• EXERCISE DESCRIPTION
Scan the data. Collect each line that contains the word "JSON".
───── DATASET
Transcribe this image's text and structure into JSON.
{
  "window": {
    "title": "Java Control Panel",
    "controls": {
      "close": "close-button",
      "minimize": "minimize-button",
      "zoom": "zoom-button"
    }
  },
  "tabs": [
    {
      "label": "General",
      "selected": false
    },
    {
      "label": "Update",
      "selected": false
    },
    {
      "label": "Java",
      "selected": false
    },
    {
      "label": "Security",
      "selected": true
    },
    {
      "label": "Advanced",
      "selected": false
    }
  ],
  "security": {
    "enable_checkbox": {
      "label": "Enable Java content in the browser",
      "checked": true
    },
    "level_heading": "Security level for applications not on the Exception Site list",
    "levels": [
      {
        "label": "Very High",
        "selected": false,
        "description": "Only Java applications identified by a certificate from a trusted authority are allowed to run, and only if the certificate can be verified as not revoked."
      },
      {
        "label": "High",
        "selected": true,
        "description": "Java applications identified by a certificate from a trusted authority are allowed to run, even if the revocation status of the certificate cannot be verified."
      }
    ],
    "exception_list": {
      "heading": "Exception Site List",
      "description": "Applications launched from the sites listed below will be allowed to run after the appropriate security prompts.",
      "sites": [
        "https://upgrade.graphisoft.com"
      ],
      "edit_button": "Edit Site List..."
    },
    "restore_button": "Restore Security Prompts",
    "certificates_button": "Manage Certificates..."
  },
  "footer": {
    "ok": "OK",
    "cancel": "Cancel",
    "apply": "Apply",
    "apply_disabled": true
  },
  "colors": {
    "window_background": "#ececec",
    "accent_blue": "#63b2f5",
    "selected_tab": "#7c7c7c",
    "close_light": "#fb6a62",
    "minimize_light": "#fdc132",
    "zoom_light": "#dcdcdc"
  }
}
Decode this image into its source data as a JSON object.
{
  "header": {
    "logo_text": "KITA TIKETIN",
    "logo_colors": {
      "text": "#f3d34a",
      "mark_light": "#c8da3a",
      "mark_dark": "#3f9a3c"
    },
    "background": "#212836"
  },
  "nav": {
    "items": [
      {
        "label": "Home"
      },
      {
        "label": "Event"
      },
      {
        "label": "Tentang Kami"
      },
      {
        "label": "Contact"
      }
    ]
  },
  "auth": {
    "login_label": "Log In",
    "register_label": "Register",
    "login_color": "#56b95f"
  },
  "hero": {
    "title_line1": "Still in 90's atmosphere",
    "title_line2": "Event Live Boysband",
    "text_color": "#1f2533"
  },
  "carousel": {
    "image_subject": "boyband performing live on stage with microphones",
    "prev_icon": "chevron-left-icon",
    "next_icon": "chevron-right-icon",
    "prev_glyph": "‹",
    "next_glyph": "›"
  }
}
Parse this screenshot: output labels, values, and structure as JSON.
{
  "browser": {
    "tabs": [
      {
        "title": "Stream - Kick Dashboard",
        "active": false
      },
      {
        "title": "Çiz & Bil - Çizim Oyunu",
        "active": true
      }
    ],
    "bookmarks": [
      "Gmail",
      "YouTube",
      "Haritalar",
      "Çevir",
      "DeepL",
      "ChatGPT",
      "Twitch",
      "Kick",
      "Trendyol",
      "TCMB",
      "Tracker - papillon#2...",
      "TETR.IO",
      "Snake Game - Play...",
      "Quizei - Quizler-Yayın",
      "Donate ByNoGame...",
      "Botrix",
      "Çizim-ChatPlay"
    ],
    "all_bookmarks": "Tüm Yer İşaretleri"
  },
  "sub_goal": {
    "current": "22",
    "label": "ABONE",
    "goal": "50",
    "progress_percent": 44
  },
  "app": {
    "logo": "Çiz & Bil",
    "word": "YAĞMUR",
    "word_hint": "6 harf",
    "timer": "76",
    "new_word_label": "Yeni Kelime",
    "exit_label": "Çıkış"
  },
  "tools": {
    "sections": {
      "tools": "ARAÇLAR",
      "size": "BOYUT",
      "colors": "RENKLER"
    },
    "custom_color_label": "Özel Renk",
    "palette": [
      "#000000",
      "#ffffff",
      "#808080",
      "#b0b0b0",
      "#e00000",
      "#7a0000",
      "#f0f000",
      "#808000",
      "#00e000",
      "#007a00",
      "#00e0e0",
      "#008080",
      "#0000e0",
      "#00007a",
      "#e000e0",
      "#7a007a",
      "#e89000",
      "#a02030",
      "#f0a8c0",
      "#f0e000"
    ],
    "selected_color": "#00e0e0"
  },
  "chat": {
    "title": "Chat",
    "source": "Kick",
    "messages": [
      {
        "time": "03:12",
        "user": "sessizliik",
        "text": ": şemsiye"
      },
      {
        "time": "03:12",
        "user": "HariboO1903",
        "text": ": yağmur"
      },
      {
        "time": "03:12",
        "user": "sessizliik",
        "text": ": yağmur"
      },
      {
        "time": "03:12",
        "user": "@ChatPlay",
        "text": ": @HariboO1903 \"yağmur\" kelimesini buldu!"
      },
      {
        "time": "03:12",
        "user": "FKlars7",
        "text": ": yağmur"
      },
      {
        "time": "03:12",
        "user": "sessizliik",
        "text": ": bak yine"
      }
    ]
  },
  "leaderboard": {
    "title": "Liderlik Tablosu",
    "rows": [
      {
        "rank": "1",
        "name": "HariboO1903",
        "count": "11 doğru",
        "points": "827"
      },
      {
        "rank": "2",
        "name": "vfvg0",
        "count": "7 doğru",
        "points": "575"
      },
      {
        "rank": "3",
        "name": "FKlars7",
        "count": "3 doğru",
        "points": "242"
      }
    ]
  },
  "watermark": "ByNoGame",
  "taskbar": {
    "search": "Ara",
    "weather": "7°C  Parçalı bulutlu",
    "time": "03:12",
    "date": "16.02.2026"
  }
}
──────────
• FULL ANSWER
Transcribe this image's text and structure into JSON.
Decode this image into its source data as a JSON object.
Parse this screenshot: output labels, values, and structure as JSON.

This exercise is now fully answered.